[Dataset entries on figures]
····················
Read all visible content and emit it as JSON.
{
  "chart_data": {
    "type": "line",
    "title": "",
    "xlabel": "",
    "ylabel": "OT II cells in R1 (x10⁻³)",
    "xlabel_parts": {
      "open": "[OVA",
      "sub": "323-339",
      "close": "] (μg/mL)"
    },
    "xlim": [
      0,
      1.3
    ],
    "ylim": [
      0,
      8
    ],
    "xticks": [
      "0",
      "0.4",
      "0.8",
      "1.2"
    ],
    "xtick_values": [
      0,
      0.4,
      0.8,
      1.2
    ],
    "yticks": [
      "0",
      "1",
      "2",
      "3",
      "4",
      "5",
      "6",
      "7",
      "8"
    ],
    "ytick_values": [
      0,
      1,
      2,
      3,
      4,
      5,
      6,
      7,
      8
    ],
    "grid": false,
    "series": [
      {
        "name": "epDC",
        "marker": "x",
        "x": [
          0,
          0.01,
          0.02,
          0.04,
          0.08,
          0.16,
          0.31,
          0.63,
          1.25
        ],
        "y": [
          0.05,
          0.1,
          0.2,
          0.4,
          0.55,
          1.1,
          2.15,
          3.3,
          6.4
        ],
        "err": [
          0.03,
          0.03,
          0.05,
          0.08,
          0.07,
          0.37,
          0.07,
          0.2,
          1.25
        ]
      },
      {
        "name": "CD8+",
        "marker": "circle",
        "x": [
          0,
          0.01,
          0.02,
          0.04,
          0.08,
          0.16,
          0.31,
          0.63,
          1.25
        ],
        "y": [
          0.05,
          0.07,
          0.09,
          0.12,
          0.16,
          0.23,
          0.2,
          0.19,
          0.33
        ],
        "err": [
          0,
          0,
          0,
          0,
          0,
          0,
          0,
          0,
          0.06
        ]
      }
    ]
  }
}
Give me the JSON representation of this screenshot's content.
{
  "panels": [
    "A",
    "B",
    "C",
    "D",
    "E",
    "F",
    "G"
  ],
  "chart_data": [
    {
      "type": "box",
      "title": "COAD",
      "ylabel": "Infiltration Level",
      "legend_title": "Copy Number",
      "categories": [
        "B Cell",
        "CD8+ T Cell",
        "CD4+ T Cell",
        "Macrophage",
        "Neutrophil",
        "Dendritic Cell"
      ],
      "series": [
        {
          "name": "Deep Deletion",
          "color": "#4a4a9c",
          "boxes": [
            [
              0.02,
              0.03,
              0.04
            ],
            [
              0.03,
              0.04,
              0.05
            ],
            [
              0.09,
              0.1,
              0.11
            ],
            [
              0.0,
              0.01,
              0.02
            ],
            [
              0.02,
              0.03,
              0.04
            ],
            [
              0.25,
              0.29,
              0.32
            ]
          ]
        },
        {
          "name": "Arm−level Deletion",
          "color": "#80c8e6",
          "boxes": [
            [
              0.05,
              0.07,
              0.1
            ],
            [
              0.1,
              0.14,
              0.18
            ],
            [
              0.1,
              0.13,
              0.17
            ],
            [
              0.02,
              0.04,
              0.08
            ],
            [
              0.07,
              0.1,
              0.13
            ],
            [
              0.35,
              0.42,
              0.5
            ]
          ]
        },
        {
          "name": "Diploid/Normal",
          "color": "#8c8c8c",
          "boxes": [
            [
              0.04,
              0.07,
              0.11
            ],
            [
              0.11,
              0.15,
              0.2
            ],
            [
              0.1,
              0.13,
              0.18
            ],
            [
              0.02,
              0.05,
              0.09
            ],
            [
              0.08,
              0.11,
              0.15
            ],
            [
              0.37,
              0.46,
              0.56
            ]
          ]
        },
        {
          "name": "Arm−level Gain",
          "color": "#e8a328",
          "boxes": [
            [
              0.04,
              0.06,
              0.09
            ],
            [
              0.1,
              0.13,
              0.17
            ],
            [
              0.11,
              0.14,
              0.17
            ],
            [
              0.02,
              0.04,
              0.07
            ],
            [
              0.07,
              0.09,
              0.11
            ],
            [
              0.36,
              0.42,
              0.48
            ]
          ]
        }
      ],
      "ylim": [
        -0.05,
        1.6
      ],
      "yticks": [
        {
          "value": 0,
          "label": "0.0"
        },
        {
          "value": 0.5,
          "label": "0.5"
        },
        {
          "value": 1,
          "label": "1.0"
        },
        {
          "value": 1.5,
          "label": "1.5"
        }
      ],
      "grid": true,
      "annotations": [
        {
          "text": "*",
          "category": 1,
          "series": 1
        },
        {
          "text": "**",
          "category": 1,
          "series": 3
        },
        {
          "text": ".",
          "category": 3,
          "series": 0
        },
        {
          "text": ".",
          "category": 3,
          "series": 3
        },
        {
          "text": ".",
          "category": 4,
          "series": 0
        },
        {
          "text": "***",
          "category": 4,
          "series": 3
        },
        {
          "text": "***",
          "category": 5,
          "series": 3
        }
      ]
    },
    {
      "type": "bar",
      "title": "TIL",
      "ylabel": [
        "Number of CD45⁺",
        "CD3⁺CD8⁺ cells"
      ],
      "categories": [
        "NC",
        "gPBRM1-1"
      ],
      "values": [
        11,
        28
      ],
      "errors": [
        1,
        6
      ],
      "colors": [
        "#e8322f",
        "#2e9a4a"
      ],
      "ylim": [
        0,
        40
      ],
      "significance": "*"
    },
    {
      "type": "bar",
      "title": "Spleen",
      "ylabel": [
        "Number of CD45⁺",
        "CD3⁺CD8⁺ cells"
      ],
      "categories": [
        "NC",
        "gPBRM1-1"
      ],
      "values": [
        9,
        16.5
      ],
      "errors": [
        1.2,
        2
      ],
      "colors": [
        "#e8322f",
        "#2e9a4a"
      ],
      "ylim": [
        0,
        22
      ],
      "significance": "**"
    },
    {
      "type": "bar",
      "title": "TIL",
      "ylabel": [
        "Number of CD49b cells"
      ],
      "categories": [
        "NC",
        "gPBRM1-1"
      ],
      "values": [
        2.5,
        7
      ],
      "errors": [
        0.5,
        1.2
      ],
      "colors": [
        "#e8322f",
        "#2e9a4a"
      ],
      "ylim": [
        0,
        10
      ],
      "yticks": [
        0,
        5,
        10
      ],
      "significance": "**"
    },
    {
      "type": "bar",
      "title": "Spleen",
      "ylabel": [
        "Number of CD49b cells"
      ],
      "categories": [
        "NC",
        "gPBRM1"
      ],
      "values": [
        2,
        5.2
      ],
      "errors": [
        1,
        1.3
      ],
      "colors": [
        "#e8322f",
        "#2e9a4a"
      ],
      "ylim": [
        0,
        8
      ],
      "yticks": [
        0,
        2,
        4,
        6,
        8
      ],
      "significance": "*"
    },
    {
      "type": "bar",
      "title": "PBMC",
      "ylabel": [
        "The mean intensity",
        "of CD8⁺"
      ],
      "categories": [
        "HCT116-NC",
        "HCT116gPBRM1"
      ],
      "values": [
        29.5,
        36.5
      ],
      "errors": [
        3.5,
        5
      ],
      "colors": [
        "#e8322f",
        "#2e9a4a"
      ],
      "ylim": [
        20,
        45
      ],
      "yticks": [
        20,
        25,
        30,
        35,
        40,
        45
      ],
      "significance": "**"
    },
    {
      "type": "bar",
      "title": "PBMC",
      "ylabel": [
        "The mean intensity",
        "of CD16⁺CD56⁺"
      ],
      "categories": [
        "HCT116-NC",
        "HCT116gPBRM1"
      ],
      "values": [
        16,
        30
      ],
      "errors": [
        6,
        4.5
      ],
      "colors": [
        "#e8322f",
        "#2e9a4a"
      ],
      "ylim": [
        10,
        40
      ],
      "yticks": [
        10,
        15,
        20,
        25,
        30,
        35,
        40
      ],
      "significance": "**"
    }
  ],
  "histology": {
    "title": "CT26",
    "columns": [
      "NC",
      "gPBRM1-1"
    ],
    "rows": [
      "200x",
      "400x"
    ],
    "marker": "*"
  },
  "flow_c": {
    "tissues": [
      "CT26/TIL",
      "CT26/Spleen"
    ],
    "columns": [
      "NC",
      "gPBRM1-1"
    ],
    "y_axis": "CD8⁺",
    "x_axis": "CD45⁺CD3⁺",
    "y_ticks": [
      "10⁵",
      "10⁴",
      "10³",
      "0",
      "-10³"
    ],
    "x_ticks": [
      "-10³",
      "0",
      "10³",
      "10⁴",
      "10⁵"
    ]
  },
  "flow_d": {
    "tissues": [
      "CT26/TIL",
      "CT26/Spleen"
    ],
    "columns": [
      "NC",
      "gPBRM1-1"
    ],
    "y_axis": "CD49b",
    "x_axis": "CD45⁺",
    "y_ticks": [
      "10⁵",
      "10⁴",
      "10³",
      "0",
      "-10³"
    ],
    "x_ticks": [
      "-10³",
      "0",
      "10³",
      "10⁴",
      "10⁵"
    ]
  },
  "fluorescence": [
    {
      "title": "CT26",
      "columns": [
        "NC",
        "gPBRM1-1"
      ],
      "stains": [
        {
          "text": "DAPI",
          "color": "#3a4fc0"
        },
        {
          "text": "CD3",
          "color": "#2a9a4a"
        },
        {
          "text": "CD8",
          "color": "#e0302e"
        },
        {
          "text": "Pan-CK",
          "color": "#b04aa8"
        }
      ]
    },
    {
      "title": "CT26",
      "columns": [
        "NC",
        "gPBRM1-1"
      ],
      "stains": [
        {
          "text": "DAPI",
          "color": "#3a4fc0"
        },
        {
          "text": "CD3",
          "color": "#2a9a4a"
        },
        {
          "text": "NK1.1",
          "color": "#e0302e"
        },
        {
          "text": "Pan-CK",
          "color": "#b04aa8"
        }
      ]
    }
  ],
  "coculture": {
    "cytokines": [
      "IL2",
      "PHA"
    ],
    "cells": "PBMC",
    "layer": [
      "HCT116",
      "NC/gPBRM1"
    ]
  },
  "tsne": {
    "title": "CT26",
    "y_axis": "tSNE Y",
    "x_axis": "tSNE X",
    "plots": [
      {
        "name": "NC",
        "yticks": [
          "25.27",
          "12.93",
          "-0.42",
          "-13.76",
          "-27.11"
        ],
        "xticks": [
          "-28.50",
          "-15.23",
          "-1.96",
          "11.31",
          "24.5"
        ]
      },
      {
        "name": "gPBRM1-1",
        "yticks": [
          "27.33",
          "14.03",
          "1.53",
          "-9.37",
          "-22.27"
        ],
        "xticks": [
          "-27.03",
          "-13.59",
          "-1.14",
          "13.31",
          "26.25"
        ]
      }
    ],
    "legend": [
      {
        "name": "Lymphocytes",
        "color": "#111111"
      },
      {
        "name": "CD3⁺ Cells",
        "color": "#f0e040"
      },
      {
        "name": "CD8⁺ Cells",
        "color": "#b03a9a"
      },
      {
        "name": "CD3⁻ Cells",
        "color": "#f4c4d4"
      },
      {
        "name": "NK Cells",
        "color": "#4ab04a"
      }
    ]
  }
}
····················
## Your task
Find every line in the records that has the word "content". Copy those lines.

## Exercise response
Read all visible content and emit it as JSON.
Give me the JSON representation of this screenshot's content.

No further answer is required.